__GIVEN EXERCISE__. Write out each line exactly as given. Leave the pictures out of your copy.

Data records:

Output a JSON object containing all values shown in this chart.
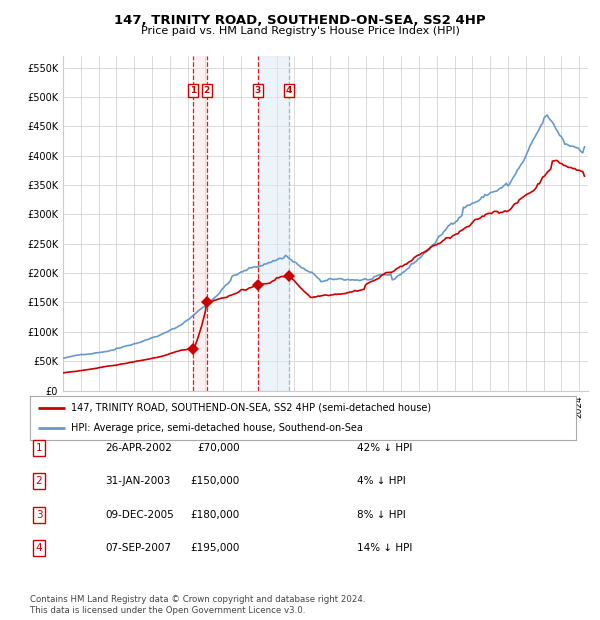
{
  "title": "147, TRINITY ROAD, SOUTHEND-ON-SEA, SS2 4HP",
  "subtitle": "Price paid vs. HM Land Registry's House Price Index (HPI)",
  "red_label": "147, TRINITY ROAD, SOUTHEND-ON-SEA, SS2 4HP (semi-detached house)",
  "blue_label": "HPI: Average price, semi-detached house, Southend-on-Sea",
  "footer": "Contains HM Land Registry data © Crown copyright and database right 2024.\nThis data is licensed under the Open Government Licence v3.0.",
  "transactions": [
    {
      "num": 1,
      "date": "26-APR-2002",
      "price": 70000,
      "year": 2002.32,
      "hpi_pct": "42% ↓ HPI"
    },
    {
      "num": 2,
      "date": "31-JAN-2003",
      "price": 150000,
      "year": 2003.08,
      "hpi_pct": "4% ↓ HPI"
    },
    {
      "num": 3,
      "date": "09-DEC-2005",
      "price": 180000,
      "year": 2005.94,
      "hpi_pct": "8% ↓ HPI"
    },
    {
      "num": 4,
      "date": "07-SEP-2007",
      "price": 195000,
      "year": 2007.69,
      "hpi_pct": "14% ↓ HPI"
    }
  ],
  "vline_pairs": [
    [
      2002.32,
      2003.08
    ],
    [
      2005.94,
      2007.69
    ]
  ],
  "ylim": [
    0,
    570000
  ],
  "xlim_start": 1995.0,
  "xlim_end": 2024.5,
  "red_color": "#cc0000",
  "blue_color": "#6699cc",
  "background_color": "#ffffff",
  "grid_color": "#cccccc",
  "table_rows": [
    [
      "1",
      "26-APR-2002",
      "£70,000",
      "42% ↓ HPI"
    ],
    [
      "2",
      "31-JAN-2003",
      "£150,000",
      "4% ↓ HPI"
    ],
    [
      "3",
      "09-DEC-2005",
      "£180,000",
      "8% ↓ HPI"
    ],
    [
      "4",
      "07-SEP-2007",
      "£195,000",
      "14% ↓ HPI"
    ]
  ]
}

__SOLUTION FOR THIS EXERCISE__.
Output a JSON object containing all values shown in this chart.
{
  "title": "147, TRINITY ROAD, SOUTHEND-ON-SEA, SS2 4HP",
  "subtitle": "Price paid vs. HM Land Registry's House Price Index (HPI)",
  "red_label": "147, TRINITY ROAD, SOUTHEND-ON-SEA, SS2 4HP (semi-detached house)",
  "blue_label": "HPI: Average price, semi-detached house, Southend-on-Sea",
  "footer": "Contains HM Land Registry data © Crown copyright and database right 2024.\nThis data is licensed under the Open Government Licence v3.0.",
  "transactions": [
    {
      "num": 1,
      "date": "26-APR-2002",
      "price": 70000,
      "year": 2002.32,
      "hpi_pct": "42% ↓ HPI"
    },
    {
      "num": 2,
      "date": "31-JAN-2003",
      "price": 150000,
      "year": 2003.08,
      "hpi_pct": "4% ↓ HPI"
    },
    {
      "num": 3,
      "date": "09-DEC-2005",
      "price": 180000,
      "year": 2005.94,
      "hpi_pct": "8% ↓ HPI"
    },
    {
      "num": 4,
      "date": "07-SEP-2007",
      "price": 195000,
      "year": 2007.69,
      "hpi_pct": "14% ↓ HPI"
    }
  ],
  "vline_pairs": [
    [
      2002.32,
      2003.08
    ],
    [
      2005.94,
      2007.69
    ]
  ],
  "ylim": [
    0,
    570000
  ],
  "xlim_start": 1995.0,
  "xlim_end": 2024.5,
  "red_color": "#cc0000",
  "blue_color": "#6699cc",
  "background_color": "#ffffff",
  "grid_color": "#cccccc",
  "table_rows": [
    [
      "1",
      "26-APR-2002",
      "£70,000",
      "42% ↓ HPI"
    ],
    [
      "2",
      "31-JAN-2003",
      "£150,000",
      "4% ↓ HPI"
    ],
    [
      "3",
      "09-DEC-2005",
      "£180,000",
      "8% ↓ HPI"
    ],
    [
      "4",
      "07-SEP-2007",
      "£195,000",
      "14% ↓ HPI"
    ]
  ]
}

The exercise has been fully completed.